Return each entry exactly, with none missing.

========================

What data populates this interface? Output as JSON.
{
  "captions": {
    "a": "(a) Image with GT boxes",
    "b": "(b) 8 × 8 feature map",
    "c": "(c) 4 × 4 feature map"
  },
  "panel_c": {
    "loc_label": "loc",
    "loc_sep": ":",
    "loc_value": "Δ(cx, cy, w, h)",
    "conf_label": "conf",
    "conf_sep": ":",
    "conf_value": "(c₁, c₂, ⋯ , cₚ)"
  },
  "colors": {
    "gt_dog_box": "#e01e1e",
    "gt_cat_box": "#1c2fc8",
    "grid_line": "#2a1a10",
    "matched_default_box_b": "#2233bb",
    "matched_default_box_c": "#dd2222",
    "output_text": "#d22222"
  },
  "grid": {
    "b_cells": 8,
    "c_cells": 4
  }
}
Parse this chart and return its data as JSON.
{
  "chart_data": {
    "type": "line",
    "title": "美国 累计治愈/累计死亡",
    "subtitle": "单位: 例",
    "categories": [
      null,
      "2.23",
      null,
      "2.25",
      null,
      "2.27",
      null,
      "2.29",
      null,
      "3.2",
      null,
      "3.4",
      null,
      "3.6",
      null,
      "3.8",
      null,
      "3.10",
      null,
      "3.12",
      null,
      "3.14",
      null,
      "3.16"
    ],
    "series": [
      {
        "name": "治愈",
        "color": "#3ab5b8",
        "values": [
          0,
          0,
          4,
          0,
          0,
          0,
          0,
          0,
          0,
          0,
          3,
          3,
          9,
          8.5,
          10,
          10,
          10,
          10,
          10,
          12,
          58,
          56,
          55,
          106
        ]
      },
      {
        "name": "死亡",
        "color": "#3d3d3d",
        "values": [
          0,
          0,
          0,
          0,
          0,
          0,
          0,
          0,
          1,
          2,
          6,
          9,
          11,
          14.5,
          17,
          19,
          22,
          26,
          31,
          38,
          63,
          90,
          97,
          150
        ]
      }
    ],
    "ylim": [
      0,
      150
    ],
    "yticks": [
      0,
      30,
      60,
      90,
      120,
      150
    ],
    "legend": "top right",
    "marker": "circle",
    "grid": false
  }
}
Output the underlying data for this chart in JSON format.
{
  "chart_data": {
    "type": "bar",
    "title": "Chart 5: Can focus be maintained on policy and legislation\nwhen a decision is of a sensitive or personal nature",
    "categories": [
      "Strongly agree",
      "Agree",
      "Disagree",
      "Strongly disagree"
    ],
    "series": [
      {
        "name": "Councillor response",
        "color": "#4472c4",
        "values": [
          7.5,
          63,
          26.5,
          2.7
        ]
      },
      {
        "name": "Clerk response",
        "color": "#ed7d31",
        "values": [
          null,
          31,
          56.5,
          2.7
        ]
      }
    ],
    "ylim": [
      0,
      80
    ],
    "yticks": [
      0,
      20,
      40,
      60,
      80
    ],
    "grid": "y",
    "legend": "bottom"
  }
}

========================

WRITTEN RESPONSE –
What data populates this interface? Output as JSON.
{
  "captions": {
    "a": "(a) Image with GT boxes",
    "b": "(b) 8 × 8 feature map",
    "c": "(c) 4 × 4 feature map"
  },
  "panel_c": {
    "loc_label": "loc",
    "loc_sep": ":",
    "loc_value": "Δ(cx, cy, w, h)",
    "conf_label": "conf",
    "conf_sep": ":",
    "conf_value": "(c₁, c₂, ⋯ , cₚ)"
  },
  "colors": {
    "gt_dog_box": "#e01e1e",
    "gt_cat_box": "#1c2fc8",
    "grid_line": "#2a1a10",
    "matched_default_box_b": "#2233bb",
    "matched_default_box_c": "#dd2222",
    "output_text": "#d22222"
  },
  "grid": {
    "b_cells": 8,
    "c_cells": 4
  }
}
Parse this chart and return its data as JSON.
{
  "chart_data": {
    "type": "line",
    "title": "美国 累计治愈/累计死亡",
    "subtitle": "单位: 例",
    "categories": [
      null,
      "2.23",
      null,
      "2.25",
      null,
      "2.27",
      null,
      "2.29",
      null,
      "3.2",
      null,
      "3.4",
      null,
      "3.6",
      null,
      "3.8",
      null,
      "3.10",
      null,
      "3.12",
      null,
      "3.14",
      null,
      "3.16"
    ],
    "series": [
      {
        "name": "治愈",
        "color": "#3ab5b8",
        "values": [
          0,
          0,
          4,
          0,
          0,
          0,
          0,
          0,
          0,
          0,
          3,
          3,
          9,
          8.5,
          10,
          10,
          10,
          10,
          10,
          12,
          58,
          56,
          55,
          106
        ]
      },
      {
        "name": "死亡",
        "color": "#3d3d3d",
        "values": [
          0,
          0,
          0,
          0,
          0,
          0,
          0,
          0,
          1,
          2,
          6,
          9,
          11,
          14.5,
          17,
          19,
          22,
          26,
          31,
          38,
          63,
          90,
          97,
          150
        ]
      }
    ],
    "ylim": [
      0,
      150
    ],
    "yticks": [
      0,
      30,
      60,
      90,
      120,
      150
    ],
    "legend": "top right",
    "marker": "circle",
    "grid": false
  }
}
Output the underlying data for this chart in JSON format.
{
  "chart_data": {
    "type": "bar",
    "title": "Chart 5: Can focus be maintained on policy and legislation\nwhen a decision is of a sensitive or personal nature",
    "categories": [
      "Strongly agree",
      "Agree",
      "Disagree",
      "Strongly disagree"
    ],
    "series": [
      {
        "name": "Councillor response",
        "color": "#4472c4",
        "values": [
          7.5,
          63,
          26.5,
          2.7
        ]
      },
      {
        "name": "Clerk response",
        "color": "#ed7d31",
        "values": [
          null,
          31,
          56.5,
          2.7
        ]
      }
    ],
    "ylim": [
      0,
      80
    ],
    "yticks": [
      0,
      20,
      40,
      60,
      80
    ],
    "grid": "y",
    "legend": "bottom"
  }
}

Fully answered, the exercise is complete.